Estratto del documento:

---

Il punto di partenza è il fatto che l’AI sta ormai permeando profondamente la società, tanto che diventa fondamentale comprendere come le persone la percepiscano. I dati raccolti nel capitolo raccontano una storia di cauto ottimismo a livello mondiale: infatti, in un campione di 26 Paesi, ben 18 hanno registrato un aumento nella quota di persone che vedono nei prodotti e servizi basati su AI più benefici che svantaggi. Globalmente, questa percentuale è salita dal 52% del 2022 al 55% del 2024. La crescita è significativa, ma allo stesso tempo va letta alla luce di alcune tensioni evidenti.

---

Dati estratti da una raccolta:
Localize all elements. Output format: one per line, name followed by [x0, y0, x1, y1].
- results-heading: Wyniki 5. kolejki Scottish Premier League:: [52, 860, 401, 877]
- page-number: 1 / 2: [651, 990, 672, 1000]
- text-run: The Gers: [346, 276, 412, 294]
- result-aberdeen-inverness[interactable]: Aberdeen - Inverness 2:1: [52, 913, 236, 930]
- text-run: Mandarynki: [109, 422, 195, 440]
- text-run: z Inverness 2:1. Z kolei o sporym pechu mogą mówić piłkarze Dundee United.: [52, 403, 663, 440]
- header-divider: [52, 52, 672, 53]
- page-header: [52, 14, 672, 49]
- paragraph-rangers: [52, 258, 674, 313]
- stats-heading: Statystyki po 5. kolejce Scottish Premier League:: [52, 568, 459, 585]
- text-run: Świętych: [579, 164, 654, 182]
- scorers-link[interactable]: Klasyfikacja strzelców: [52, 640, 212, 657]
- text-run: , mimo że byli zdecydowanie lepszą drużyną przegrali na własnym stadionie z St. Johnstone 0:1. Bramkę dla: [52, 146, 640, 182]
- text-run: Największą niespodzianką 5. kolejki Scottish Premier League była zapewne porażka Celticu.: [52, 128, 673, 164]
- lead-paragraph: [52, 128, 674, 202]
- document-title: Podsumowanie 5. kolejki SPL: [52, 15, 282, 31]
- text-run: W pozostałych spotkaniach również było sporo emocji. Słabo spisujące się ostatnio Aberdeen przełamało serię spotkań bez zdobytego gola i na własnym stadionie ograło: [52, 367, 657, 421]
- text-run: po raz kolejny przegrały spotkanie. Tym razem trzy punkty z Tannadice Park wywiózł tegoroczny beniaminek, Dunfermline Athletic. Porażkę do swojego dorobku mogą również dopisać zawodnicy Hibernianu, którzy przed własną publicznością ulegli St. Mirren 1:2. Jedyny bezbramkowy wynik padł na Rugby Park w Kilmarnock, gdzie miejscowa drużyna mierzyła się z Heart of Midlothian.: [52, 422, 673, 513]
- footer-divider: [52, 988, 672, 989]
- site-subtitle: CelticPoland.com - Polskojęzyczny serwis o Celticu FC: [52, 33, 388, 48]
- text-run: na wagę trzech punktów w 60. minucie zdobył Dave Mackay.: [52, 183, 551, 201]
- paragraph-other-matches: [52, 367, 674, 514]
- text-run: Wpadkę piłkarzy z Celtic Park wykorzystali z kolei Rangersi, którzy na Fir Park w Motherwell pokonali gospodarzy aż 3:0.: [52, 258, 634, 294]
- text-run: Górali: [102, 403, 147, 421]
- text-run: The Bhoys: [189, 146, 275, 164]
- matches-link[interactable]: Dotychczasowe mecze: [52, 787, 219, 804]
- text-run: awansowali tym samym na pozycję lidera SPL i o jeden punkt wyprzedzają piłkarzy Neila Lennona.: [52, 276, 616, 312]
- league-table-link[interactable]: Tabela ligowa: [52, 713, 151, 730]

---

Da fare:
**a.** Indica se ciascuna delle seguenti affermazioni concorda con il brano sulla percezione dell'AI, rispondendo sì o no e citando alla lettera le parole del brano che lo stabiliscono. (i) In 18 dei 26 Paesi del campione è aumentata la quota di persone che vedono nei prodotti e servizi basati su AI più benefici che svantaggi. (ii) A livello globale la percentuale è passata dal 52% del 2022 al 55% del 2024. (iii) I dati raccolti nel capitolo raccontano una storia di pessimismo a livello mondiale.
**b.** Riporta fedelmente il passo del brano sulla percezione dell'AI che va dalle parole "Il punto di" fino alle parole "alcune tensioni evidenti.", queste comprese.

Risultati dell'esercizio:
**a.**
(i) Sì: "in un campione di 26 Paesi, ben 18 hanno registrato un aumento nella quota di persone che vedono nei prodotti e servizi basati su AI più benefici che svantaggi".
(ii) Sì: "Globalmente, questa percentuale è salita dal 52% del 2022 al 55% del 2024".
(iii) No: "I dati raccolti nel capitolo raccontano una storia di cauto ottimismo a livello mondiale".

**b.**
Il punto di partenza è il fatto che l’AI sta ormai permeando profondamente la società, tanto che diventa fondamentale comprendere come le persone la percepiscano. I dati raccolti nel capitolo raccontano una storia di cauto ottimismo a livello mondiale: infatti, in un campione di 26 Paesi, ben 18 hanno registrato un aumento nella quota di persone che vedono nei prodotti e servizi basati su AI più benefici che svantaggi. Globalmente, questa percentuale è salita dal 52% del 2022 al 55% del 2024. La crescita è significativa, ma allo stesso tempo va letta alla luce di alcune tensioni evidenti.